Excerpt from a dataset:
────────

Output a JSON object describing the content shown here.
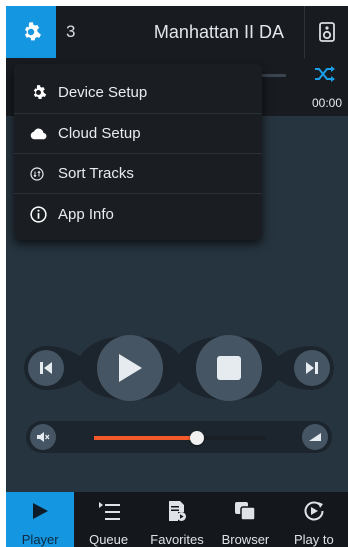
{
  "header": {
    "queue_count": "3",
    "device_name": "Manhattan II DA"
  },
  "player": {
    "time": "00:00",
    "volume_fraction": 0.6
  },
  "menu": {
    "items": [
      {
        "label": "Device Setup",
        "icon": "gear-icon"
      },
      {
        "label": "Cloud Setup",
        "icon": "cloud-icon"
      },
      {
        "label": "Sort Tracks",
        "icon": "sort-icon"
      },
      {
        "label": "App Info",
        "icon": "info-icon"
      }
    ]
  },
  "nav": {
    "tabs": [
      {
        "label": "Player",
        "icon": "play-icon",
        "active": true
      },
      {
        "label": "Queue",
        "icon": "queue-icon"
      },
      {
        "label": "Favorites",
        "icon": "favorites-icon"
      },
      {
        "label": "Browser",
        "icon": "browser-icon"
      },
      {
        "label": "Play to",
        "icon": "play-to-icon"
      }
    ]
  },
  "colors": {
    "accent": "#1596e0",
    "background": "#26343f",
    "volume_fill": "#f2592b"
  }
}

────────

_What to work on_. Using the material above, report each line where "Setup" occurs.

_Exercise result_.
        "label": "Device Setup",
        "label": "Cloud Setup",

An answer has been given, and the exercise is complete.